| Stated task |
Track down every line below that holds "text" and copy it.

| Records to process |

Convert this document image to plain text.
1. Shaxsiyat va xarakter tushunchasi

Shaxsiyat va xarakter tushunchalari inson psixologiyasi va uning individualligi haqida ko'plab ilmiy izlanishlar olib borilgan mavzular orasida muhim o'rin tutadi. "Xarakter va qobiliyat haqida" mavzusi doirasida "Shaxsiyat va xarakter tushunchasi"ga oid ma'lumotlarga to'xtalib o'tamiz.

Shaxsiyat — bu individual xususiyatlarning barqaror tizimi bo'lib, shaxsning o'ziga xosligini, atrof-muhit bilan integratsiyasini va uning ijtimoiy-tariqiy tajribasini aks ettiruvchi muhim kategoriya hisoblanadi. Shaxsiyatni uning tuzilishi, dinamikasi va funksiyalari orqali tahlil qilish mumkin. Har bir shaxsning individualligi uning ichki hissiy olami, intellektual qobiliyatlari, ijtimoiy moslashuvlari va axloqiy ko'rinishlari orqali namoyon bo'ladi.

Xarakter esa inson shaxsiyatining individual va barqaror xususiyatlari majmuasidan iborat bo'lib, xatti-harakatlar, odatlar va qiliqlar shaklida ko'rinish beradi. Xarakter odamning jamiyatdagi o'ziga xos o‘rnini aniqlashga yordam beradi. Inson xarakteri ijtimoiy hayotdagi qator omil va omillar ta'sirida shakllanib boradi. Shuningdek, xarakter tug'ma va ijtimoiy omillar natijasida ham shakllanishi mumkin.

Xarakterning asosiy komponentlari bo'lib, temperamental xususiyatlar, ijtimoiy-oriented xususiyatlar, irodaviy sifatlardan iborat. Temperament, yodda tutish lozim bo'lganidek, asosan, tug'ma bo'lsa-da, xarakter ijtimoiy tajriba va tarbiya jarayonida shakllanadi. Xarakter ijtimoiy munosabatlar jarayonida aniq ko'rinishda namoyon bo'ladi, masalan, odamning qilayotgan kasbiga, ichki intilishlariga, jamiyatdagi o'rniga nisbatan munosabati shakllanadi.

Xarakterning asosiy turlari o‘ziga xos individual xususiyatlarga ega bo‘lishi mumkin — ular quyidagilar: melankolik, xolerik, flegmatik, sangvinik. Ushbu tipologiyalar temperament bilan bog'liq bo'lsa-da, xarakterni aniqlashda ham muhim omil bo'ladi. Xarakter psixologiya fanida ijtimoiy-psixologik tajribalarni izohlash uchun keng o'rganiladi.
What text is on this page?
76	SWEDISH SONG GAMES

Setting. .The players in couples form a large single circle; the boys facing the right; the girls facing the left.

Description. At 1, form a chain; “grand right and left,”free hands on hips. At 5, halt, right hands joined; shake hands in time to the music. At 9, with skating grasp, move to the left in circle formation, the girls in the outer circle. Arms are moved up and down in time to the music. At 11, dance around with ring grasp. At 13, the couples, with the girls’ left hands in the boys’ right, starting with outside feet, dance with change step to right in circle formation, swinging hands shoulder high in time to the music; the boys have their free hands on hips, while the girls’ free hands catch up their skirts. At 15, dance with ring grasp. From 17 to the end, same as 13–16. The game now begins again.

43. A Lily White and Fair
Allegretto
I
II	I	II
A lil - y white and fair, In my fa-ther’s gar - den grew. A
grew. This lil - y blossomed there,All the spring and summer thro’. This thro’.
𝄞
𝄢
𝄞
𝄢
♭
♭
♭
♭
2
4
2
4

| Solution for this problem |
Convert this document image to plain text.
What text is on this page?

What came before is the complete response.